» **Task data**

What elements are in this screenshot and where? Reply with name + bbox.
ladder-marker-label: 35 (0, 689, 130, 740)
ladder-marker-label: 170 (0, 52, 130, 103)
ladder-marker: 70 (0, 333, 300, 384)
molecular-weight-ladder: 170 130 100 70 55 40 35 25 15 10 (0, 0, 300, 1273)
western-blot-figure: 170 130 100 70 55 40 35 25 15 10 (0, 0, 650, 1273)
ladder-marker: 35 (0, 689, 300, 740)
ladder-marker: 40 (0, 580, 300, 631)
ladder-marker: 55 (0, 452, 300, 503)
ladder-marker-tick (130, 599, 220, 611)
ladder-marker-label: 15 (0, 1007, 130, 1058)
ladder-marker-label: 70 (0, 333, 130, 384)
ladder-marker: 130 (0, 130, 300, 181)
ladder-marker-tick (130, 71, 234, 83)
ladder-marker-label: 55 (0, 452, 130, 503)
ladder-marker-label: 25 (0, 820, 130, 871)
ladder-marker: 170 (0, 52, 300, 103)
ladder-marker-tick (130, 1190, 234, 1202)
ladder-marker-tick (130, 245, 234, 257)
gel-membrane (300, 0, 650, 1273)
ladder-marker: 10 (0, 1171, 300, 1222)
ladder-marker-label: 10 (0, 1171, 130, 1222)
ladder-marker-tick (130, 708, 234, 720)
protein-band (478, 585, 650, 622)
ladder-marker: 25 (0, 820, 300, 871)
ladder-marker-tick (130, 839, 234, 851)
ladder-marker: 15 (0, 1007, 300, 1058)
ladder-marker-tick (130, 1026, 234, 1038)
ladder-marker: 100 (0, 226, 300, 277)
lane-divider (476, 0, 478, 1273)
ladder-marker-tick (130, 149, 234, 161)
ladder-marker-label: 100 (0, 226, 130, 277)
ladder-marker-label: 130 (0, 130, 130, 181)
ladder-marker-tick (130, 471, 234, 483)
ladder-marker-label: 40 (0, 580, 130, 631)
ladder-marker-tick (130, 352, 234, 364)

» **Required work**
Only a number is wanted here: how many lines of the material hold the word "tick".

» **Worked solution**
10